> _Requirement_
Restate the listing that follows word for word, without its pictures.

> _Material shown_

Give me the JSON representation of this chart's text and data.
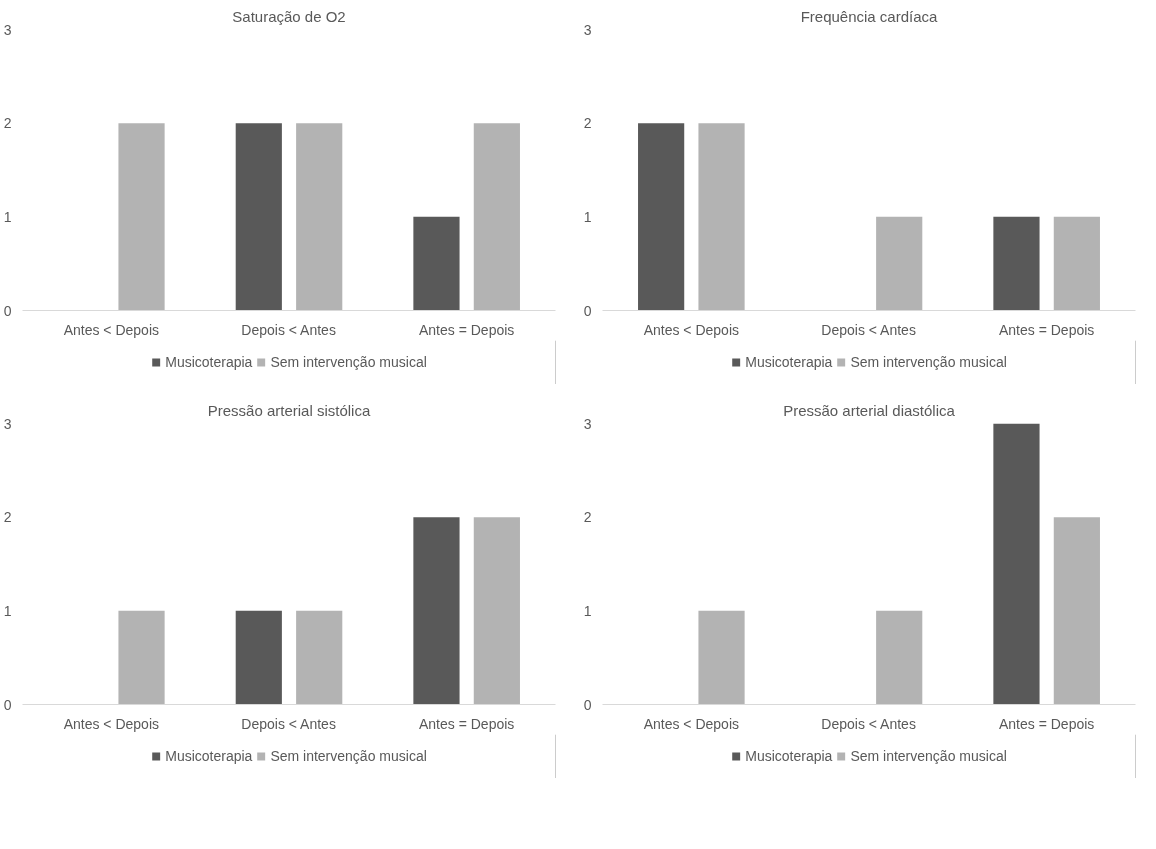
{
  "chart_data": [
    {
      "type": "bar",
      "title": "Saturação de O2",
      "categories": [
        "Antes < Depois",
        "Depois < Antes",
        "Antes = Depois"
      ],
      "ylim": [
        0,
        3
      ],
      "yticks": [
        0,
        1,
        2,
        3
      ],
      "grid": false,
      "legend": "bottom",
      "series": [
        {
          "name": "Musicoterapia",
          "color": "#595959",
          "values": [
            0,
            2,
            1
          ]
        },
        {
          "name": "Sem intervenção musical",
          "color": "#b3b3b3",
          "values": [
            2,
            2,
            2
          ]
        }
      ]
    },
    {
      "type": "bar",
      "title": "Frequência cardíaca",
      "categories": [
        "Antes < Depois",
        "Depois < Antes",
        "Antes = Depois"
      ],
      "ylim": [
        0,
        3
      ],
      "yticks": [
        0,
        1,
        2,
        3
      ],
      "grid": false,
      "legend": "bottom",
      "series": [
        {
          "name": "Musicoterapia",
          "color": "#595959",
          "values": [
            2,
            0,
            1
          ]
        },
        {
          "name": "Sem intervenção musical",
          "color": "#b3b3b3",
          "values": [
            2,
            1,
            1
          ]
        }
      ]
    },
    {
      "type": "bar",
      "title": "Pressão arterial sistólica",
      "categories": [
        "Antes < Depois",
        "Depois < Antes",
        "Antes = Depois"
      ],
      "ylim": [
        0,
        3
      ],
      "yticks": [
        0,
        1,
        2,
        3
      ],
      "grid": false,
      "legend": "bottom",
      "series": [
        {
          "name": "Musicoterapia",
          "color": "#595959",
          "values": [
            0,
            1,
            2
          ]
        },
        {
          "name": "Sem intervenção musical",
          "color": "#b3b3b3",
          "values": [
            1,
            1,
            2
          ]
        }
      ]
    },
    {
      "type": "bar",
      "title": "Pressão arterial diastólica",
      "categories": [
        "Antes < Depois",
        "Depois < Antes",
        "Antes = Depois"
      ],
      "ylim": [
        0,
        3
      ],
      "yticks": [
        0,
        1,
        2,
        3
      ],
      "grid": false,
      "legend": "bottom",
      "series": [
        {
          "name": "Musicoterapia",
          "color": "#595959",
          "values": [
            0,
            0,
            3
          ]
        },
        {
          "name": "Sem intervenção musical",
          "color": "#b3b3b3",
          "values": [
            1,
            1,
            2
          ]
        }
      ]
    }
  ]
}
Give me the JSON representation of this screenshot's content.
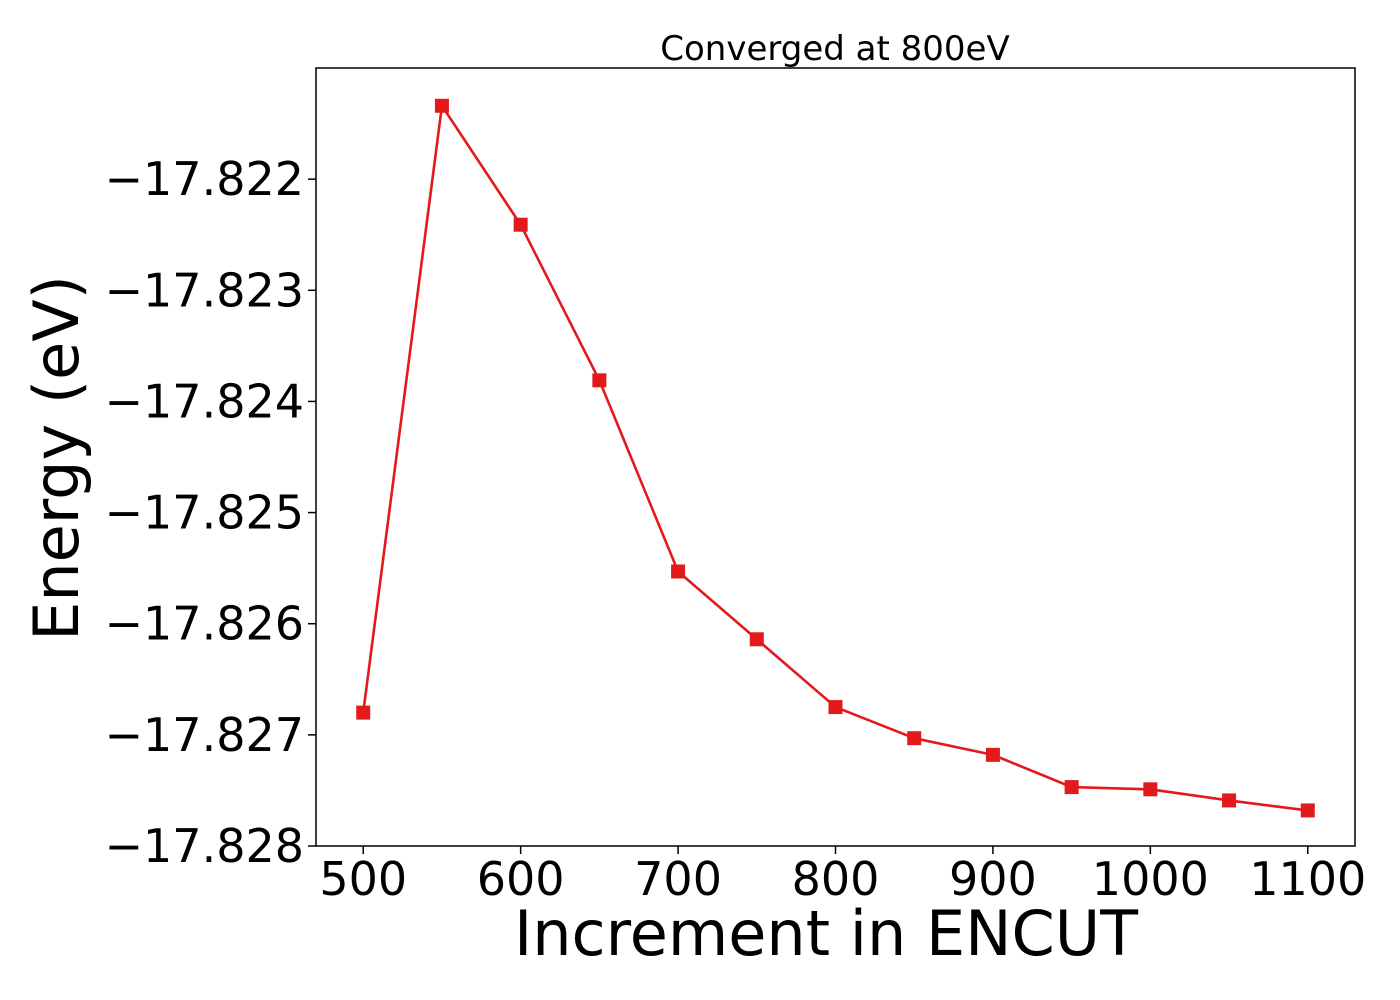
{
  "chart_data": {
    "type": "line",
    "title": "Converged at 800eV",
    "xlabel": "Increment in ENCUT",
    "ylabel": "Energy (eV)",
    "xlim": [
      470,
      1130
    ],
    "ylim": [
      -17.828,
      -17.821
    ],
    "xticks": [
      500,
      600,
      700,
      800,
      900,
      1000,
      1100
    ],
    "yticks": [
      -17.822,
      -17.823,
      -17.824,
      -17.825,
      -17.826,
      -17.827,
      -17.828
    ],
    "ytick_labels": [
      "−17.822",
      "−17.823",
      "−17.824",
      "−17.825",
      "−17.826",
      "−17.827",
      "−17.828"
    ],
    "grid": false,
    "legend": "none",
    "marker": "square",
    "color": "#e31a1c",
    "series": [
      {
        "x": [
          500,
          550,
          600,
          650,
          700,
          750,
          800,
          850,
          900,
          950,
          1000,
          1050,
          1100
        ],
        "y": [
          -17.8268,
          -17.82134,
          -17.82241,
          -17.82381,
          -17.82553,
          -17.82614,
          -17.82675,
          -17.82703,
          -17.82718,
          -17.82747,
          -17.82749,
          -17.82759,
          -17.82768
        ]
      }
    ]
  }
}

> _Output for this task_
Give me the JSON representation of this chart's text and data.
{
  "chart_data": [
    {
      "type": "bar",
      "title": "Saturação de O2",
      "categories": [
        "Antes < Depois",
        "Depois < Antes",
        "Antes = Depois"
      ],
      "ylim": [
        0,
        3
      ],
      "yticks": [
        0,
        1,
        2,
        3
      ],
      "grid": false,
      "legend": "bottom",
      "series": [
        {
          "name": "Musicoterapia",
          "color": "#595959",
          "values": [
            0,
            2,
            1
          ]
        },
        {
          "name": "Sem intervenção musical",
          "color": "#b3b3b3",
          "values": [
            2,
            2,
            2
          ]
        }
      ]
    },
    {
      "type": "bar",
      "title": "Frequência cardíaca",
      "categories": [
        "Antes < Depois",
        "Depois < Antes",
        "Antes = Depois"
      ],
      "ylim": [
        0,
        3
      ],
      "yticks": [
        0,
        1,
        2,
        3
      ],
      "grid": false,
      "legend": "bottom",
      "series": [
        {
          "name": "Musicoterapia",
          "color": "#595959",
          "values": [
            2,
            0,
            1
          ]
        },
        {
          "name": "Sem intervenção musical",
          "color": "#b3b3b3",
          "values": [
            2,
            1,
            1
          ]
        }
      ]
    },
    {
      "type": "bar",
      "title": "Pressão arterial sistólica",
      "categories": [
        "Antes < Depois",
        "Depois < Antes",
        "Antes = Depois"
      ],
      "ylim": [
        0,
        3
      ],
      "yticks": [
        0,
        1,
        2,
        3
      ],
      "grid": false,
      "legend": "bottom",
      "series": [
        {
          "name": "Musicoterapia",
          "color": "#595959",
          "values": [
            0,
            1,
            2
          ]
        },
        {
          "name": "Sem intervenção musical",
          "color": "#b3b3b3",
          "values": [
            1,
            1,
            2
          ]
        }
      ]
    },
    {
      "type": "bar",
      "title": "Pressão arterial diastólica",
      "categories": [
        "Antes < Depois",
        "Depois < Antes",
        "Antes = Depois"
      ],
      "ylim": [
        0,
        3
      ],
      "yticks": [
        0,
        1,
        2,
        3
      ],
      "grid": false,
      "legend": "bottom",
      "series": [
        {
          "name": "Musicoterapia",
          "color": "#595959",
          "values": [
            0,
            0,
            3
          ]
        },
        {
          "name": "Sem intervenção musical",
          "color": "#b3b3b3",
          "values": [
            1,
            1,
            2
          ]
        }
      ]
    }
  ]
}
Give me the JSON representation of this screenshot's content.
{
  "chart_data": {
    "type": "line",
    "title": "Converged at 800eV",
    "xlabel": "Increment in ENCUT",
    "ylabel": "Energy (eV)",
    "xlim": [
      470,
      1130
    ],
    "ylim": [
      -17.828,
      -17.821
    ],
    "xticks": [
      500,
      600,
      700,
      800,
      900,
      1000,
      1100
    ],
    "yticks": [
      -17.822,
      -17.823,
      -17.824,
      -17.825,
      -17.826,
      -17.827,
      -17.828
    ],
    "ytick_labels": [
      "−17.822",
      "−17.823",
      "−17.824",
      "−17.825",
      "−17.826",
      "−17.827",
      "−17.828"
    ],
    "grid": false,
    "legend": "none",
    "marker": "square",
    "color": "#e31a1c",
    "series": [
      {
        "x": [
          500,
          550,
          600,
          650,
          700,
          750,
          800,
          850,
          900,
          950,
          1000,
          1050,
          1100
        ],
        "y": [
          -17.8268,
          -17.82134,
          -17.82241,
          -17.82381,
          -17.82553,
          -17.82614,
          -17.82675,
          -17.82703,
          -17.82718,
          -17.82747,
          -17.82749,
          -17.82759,
          -17.82768
        ]
      }
    ]
  }
}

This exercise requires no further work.